What is being asked:
Repeat each record below exactly, dropping the pictures.

Given data:
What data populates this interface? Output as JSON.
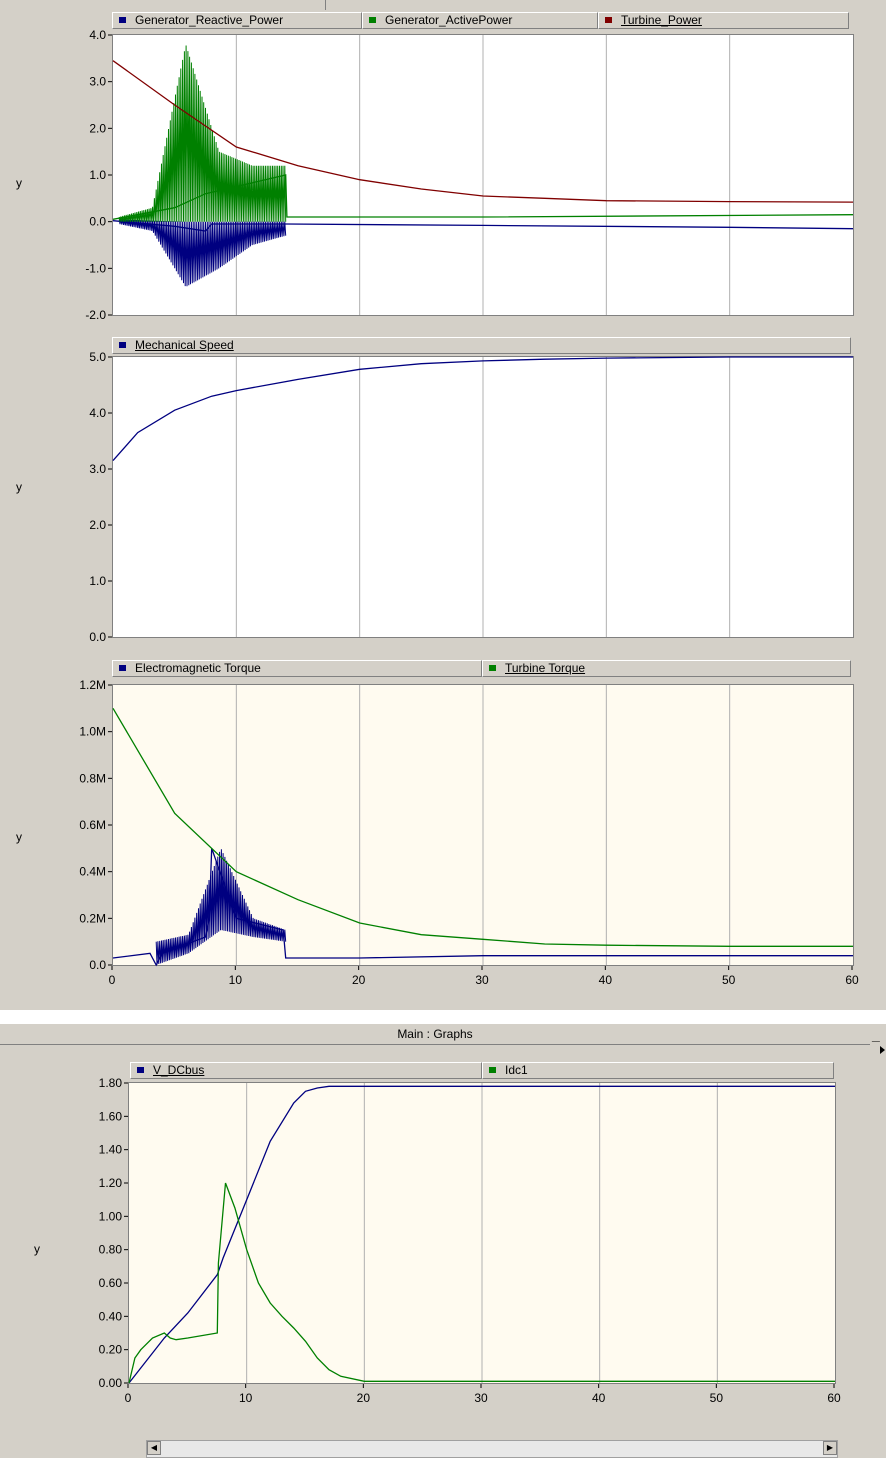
{
  "window": {
    "title": "Main : Graphs",
    "minimize_label": "_"
  },
  "chart_data": [
    {
      "type": "line",
      "ylabel": "y",
      "ylim": [
        -2.0,
        4.0
      ],
      "yticks": [
        "4.0",
        "3.0",
        "2.0",
        "1.0",
        "0.0",
        "-1.0",
        "-2.0"
      ],
      "xlim": [
        0,
        60
      ],
      "background": "#ffffff",
      "series": [
        {
          "name": "Generator_Reactive_Power",
          "color": "#000080",
          "x": [
            0,
            5,
            7.5,
            8,
            10,
            13.8,
            14,
            30,
            50,
            60
          ],
          "y": [
            0.02,
            -0.1,
            -0.2,
            -0.05,
            -0.05,
            -0.05,
            -0.05,
            -0.08,
            -0.12,
            -0.15
          ],
          "oscillation": [
            {
              "x0": 0.5,
              "x1": 14,
              "lo": [
                -0.05,
                -0.2,
                -1.4,
                -1.0,
                -0.5,
                -0.3
              ],
              "hi": [
                0.05,
                0.02,
                0,
                0,
                0,
                0
              ]
            }
          ]
        },
        {
          "name": "Generator_ActivePower",
          "color": "#008000",
          "x": [
            0,
            5,
            7.5,
            14,
            14.1,
            30,
            60
          ],
          "y": [
            0.05,
            0.3,
            0.6,
            1.0,
            0.1,
            0.1,
            0.15
          ],
          "oscillation": [
            {
              "x0": 0.5,
              "x1": 14,
              "lo": [
                0,
                0,
                0,
                0,
                0,
                0
              ],
              "hi": [
                0.1,
                0.3,
                3.8,
                1.5,
                1.2,
                1.2
              ]
            }
          ]
        },
        {
          "name": "Turbine_Power",
          "color": "#800000",
          "x": [
            0,
            5,
            10,
            15,
            20,
            25,
            30,
            35,
            40,
            50,
            60
          ],
          "y": [
            3.45,
            2.5,
            1.6,
            1.2,
            0.9,
            0.7,
            0.55,
            0.5,
            0.45,
            0.43,
            0.42
          ]
        }
      ]
    },
    {
      "type": "line",
      "ylabel": "y",
      "ylim": [
        0.0,
        5.0
      ],
      "yticks": [
        "5.0",
        "4.0",
        "3.0",
        "2.0",
        "1.0",
        "0.0"
      ],
      "xlim": [
        0,
        60
      ],
      "background": "#ffffff",
      "series": [
        {
          "name": "Mechanical Speed",
          "color": "#000080",
          "x": [
            0,
            2,
            5,
            8,
            10,
            15,
            20,
            25,
            30,
            35,
            40,
            50,
            60
          ],
          "y": [
            3.15,
            3.65,
            4.05,
            4.3,
            4.4,
            4.6,
            4.78,
            4.88,
            4.93,
            4.96,
            4.98,
            5.0,
            5.0
          ]
        }
      ]
    },
    {
      "type": "line",
      "ylabel": "y",
      "ylim": [
        0,
        1.2
      ],
      "yticks": [
        "1.2M",
        "1.0M",
        "0.8M",
        "0.6M",
        "0.4M",
        "0.2M",
        "0.0"
      ],
      "xlim": [
        0,
        60
      ],
      "background": "#fffbf0",
      "series": [
        {
          "name": "Electromagnetic Torque",
          "color": "#000080",
          "x": [
            0,
            3,
            3.5,
            4,
            7.5,
            7.8,
            8,
            10,
            13.8,
            14,
            20,
            30,
            60
          ],
          "y": [
            0.03,
            0.05,
            0.0,
            0.05,
            0.12,
            0.2,
            0.5,
            0.2,
            0.15,
            0.03,
            0.03,
            0.04,
            0.04
          ],
          "oscillation": [
            {
              "x0": 3.5,
              "x1": 14,
              "lo": [
                0.0,
                0.05,
                0.15,
                0.12,
                0.1
              ],
              "hi": [
                0.1,
                0.13,
                0.5,
                0.2,
                0.15
              ]
            }
          ]
        },
        {
          "name": "Turbine Torque",
          "color": "#008000",
          "x": [
            0,
            5,
            10,
            15,
            20,
            25,
            30,
            35,
            40,
            50,
            60
          ],
          "y": [
            1.1,
            0.65,
            0.4,
            0.28,
            0.18,
            0.13,
            0.11,
            0.09,
            0.085,
            0.08,
            0.08
          ]
        }
      ]
    },
    {
      "type": "line",
      "ylabel": "y",
      "ylim": [
        0.0,
        1.8
      ],
      "yticks": [
        "1.80",
        "1.60",
        "1.40",
        "1.20",
        "1.00",
        "0.80",
        "0.60",
        "0.40",
        "0.20",
        "0.00"
      ],
      "xlim": [
        0,
        60
      ],
      "xticks": [
        "0",
        "10",
        "20",
        "30",
        "40",
        "50",
        "60"
      ],
      "background": "#fffbf0",
      "series": [
        {
          "name": "V_DCbus",
          "color": "#000080",
          "x": [
            0,
            3,
            5,
            7.5,
            8,
            10,
            12,
            14,
            15,
            16,
            17,
            20,
            30,
            40,
            50,
            60
          ],
          "y": [
            0,
            0.27,
            0.42,
            0.65,
            0.75,
            1.1,
            1.45,
            1.68,
            1.75,
            1.77,
            1.78,
            1.78,
            1.78,
            1.78,
            1.78,
            1.78
          ]
        },
        {
          "name": "Idc1",
          "color": "#008000",
          "x": [
            0,
            0.5,
            1,
            2,
            3,
            3.5,
            4,
            5,
            7.5,
            7.6,
            8.2,
            9,
            10,
            11,
            12,
            13,
            14,
            15,
            16,
            17,
            18,
            20,
            21,
            30,
            60
          ],
          "y": [
            0,
            0.15,
            0.2,
            0.27,
            0.3,
            0.27,
            0.26,
            0.27,
            0.3,
            0.72,
            1.2,
            1.05,
            0.8,
            0.6,
            0.48,
            0.4,
            0.33,
            0.25,
            0.15,
            0.08,
            0.04,
            0.01,
            0.01,
            0.01,
            0.01
          ]
        }
      ]
    }
  ],
  "shared_xticks": [
    "0",
    "10",
    "20",
    "30",
    "40",
    "50",
    "60"
  ]
}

Result:
What data populates this interface? Output as JSON.
{
  "window": {
    "title": "Main : Graphs",
    "minimize_label": "_"
  },
  "chart_data": [
    {
      "type": "line",
      "ylabel": "y",
      "ylim": [
        -2.0,
        4.0
      ],
      "yticks": [
        "4.0",
        "3.0",
        "2.0",
        "1.0",
        "0.0",
        "-1.0",
        "-2.0"
      ],
      "xlim": [
        0,
        60
      ],
      "background": "#ffffff",
      "series": [
        {
          "name": "Generator_Reactive_Power",
          "color": "#000080",
          "x": [
            0,
            5,
            7.5,
            8,
            10,
            13.8,
            14,
            30,
            50,
            60
          ],
          "y": [
            0.02,
            -0.1,
            -0.2,
            -0.05,
            -0.05,
            -0.05,
            -0.05,
            -0.08,
            -0.12,
            -0.15
          ],
          "oscillation": [
            {
              "x0": 0.5,
              "x1": 14,
              "lo": [
                -0.05,
                -0.2,
                -1.4,
                -1.0,
                -0.5,
                -0.3
              ],
              "hi": [
                0.05,
                0.02,
                0,
                0,
                0,
                0
              ]
            }
          ]
        },
        {
          "name": "Generator_ActivePower",
          "color": "#008000",
          "x": [
            0,
            5,
            7.5,
            14,
            14.1,
            30,
            60
          ],
          "y": [
            0.05,
            0.3,
            0.6,
            1.0,
            0.1,
            0.1,
            0.15
          ],
          "oscillation": [
            {
              "x0": 0.5,
              "x1": 14,
              "lo": [
                0,
                0,
                0,
                0,
                0,
                0
              ],
              "hi": [
                0.1,
                0.3,
                3.8,
                1.5,
                1.2,
                1.2
              ]
            }
          ]
        },
        {
          "name": "Turbine_Power",
          "color": "#800000",
          "x": [
            0,
            5,
            10,
            15,
            20,
            25,
            30,
            35,
            40,
            50,
            60
          ],
          "y": [
            3.45,
            2.5,
            1.6,
            1.2,
            0.9,
            0.7,
            0.55,
            0.5,
            0.45,
            0.43,
            0.42
          ]
        }
      ]
    },
    {
      "type": "line",
      "ylabel": "y",
      "ylim": [
        0.0,
        5.0
      ],
      "yticks": [
        "5.0",
        "4.0",
        "3.0",
        "2.0",
        "1.0",
        "0.0"
      ],
      "xlim": [
        0,
        60
      ],
      "background": "#ffffff",
      "series": [
        {
          "name": "Mechanical Speed",
          "color": "#000080",
          "x": [
            0,
            2,
            5,
            8,
            10,
            15,
            20,
            25,
            30,
            35,
            40,
            50,
            60
          ],
          "y": [
            3.15,
            3.65,
            4.05,
            4.3,
            4.4,
            4.6,
            4.78,
            4.88,
            4.93,
            4.96,
            4.98,
            5.0,
            5.0
          ]
        }
      ]
    },
    {
      "type": "line",
      "ylabel": "y",
      "ylim": [
        0,
        1.2
      ],
      "yticks": [
        "1.2M",
        "1.0M",
        "0.8M",
        "0.6M",
        "0.4M",
        "0.2M",
        "0.0"
      ],
      "xlim": [
        0,
        60
      ],
      "background": "#fffbf0",
      "series": [
        {
          "name": "Electromagnetic Torque",
          "color": "#000080",
          "x": [
            0,
            3,
            3.5,
            4,
            7.5,
            7.8,
            8,
            10,
            13.8,
            14,
            20,
            30,
            60
          ],
          "y": [
            0.03,
            0.05,
            0.0,
            0.05,
            0.12,
            0.2,
            0.5,
            0.2,
            0.15,
            0.03,
            0.03,
            0.04,
            0.04
          ],
          "oscillation": [
            {
              "x0": 3.5,
              "x1": 14,
              "lo": [
                0.0,
                0.05,
                0.15,
                0.12,
                0.1
              ],
              "hi": [
                0.1,
                0.13,
                0.5,
                0.2,
                0.15
              ]
            }
          ]
        },
        {
          "name": "Turbine Torque",
          "color": "#008000",
          "x": [
            0,
            5,
            10,
            15,
            20,
            25,
            30,
            35,
            40,
            50,
            60
          ],
          "y": [
            1.1,
            0.65,
            0.4,
            0.28,
            0.18,
            0.13,
            0.11,
            0.09,
            0.085,
            0.08,
            0.08
          ]
        }
      ]
    },
    {
      "type": "line",
      "ylabel": "y",
      "ylim": [
        0.0,
        1.8
      ],
      "yticks": [
        "1.80",
        "1.60",
        "1.40",
        "1.20",
        "1.00",
        "0.80",
        "0.60",
        "0.40",
        "0.20",
        "0.00"
      ],
      "xlim": [
        0,
        60
      ],
      "xticks": [
        "0",
        "10",
        "20",
        "30",
        "40",
        "50",
        "60"
      ],
      "background": "#fffbf0",
      "series": [
        {
          "name": "V_DCbus",
          "color": "#000080",
          "x": [
            0,
            3,
            5,
            7.5,
            8,
            10,
            12,
            14,
            15,
            16,
            17,
            20,
            30,
            40,
            50,
            60
          ],
          "y": [
            0,
            0.27,
            0.42,
            0.65,
            0.75,
            1.1,
            1.45,
            1.68,
            1.75,
            1.77,
            1.78,
            1.78,
            1.78,
            1.78,
            1.78,
            1.78
          ]
        },
        {
          "name": "Idc1",
          "color": "#008000",
          "x": [
            0,
            0.5,
            1,
            2,
            3,
            3.5,
            4,
            5,
            7.5,
            7.6,
            8.2,
            9,
            10,
            11,
            12,
            13,
            14,
            15,
            16,
            17,
            18,
            20,
            21,
            30,
            60
          ],
          "y": [
            0,
            0.15,
            0.2,
            0.27,
            0.3,
            0.27,
            0.26,
            0.27,
            0.3,
            0.72,
            1.2,
            1.05,
            0.8,
            0.6,
            0.48,
            0.4,
            0.33,
            0.25,
            0.15,
            0.08,
            0.04,
            0.01,
            0.01,
            0.01,
            0.01
          ]
        }
      ]
    }
  ],
  "shared_xticks": [
    "0",
    "10",
    "20",
    "30",
    "40",
    "50",
    "60"
  ]
}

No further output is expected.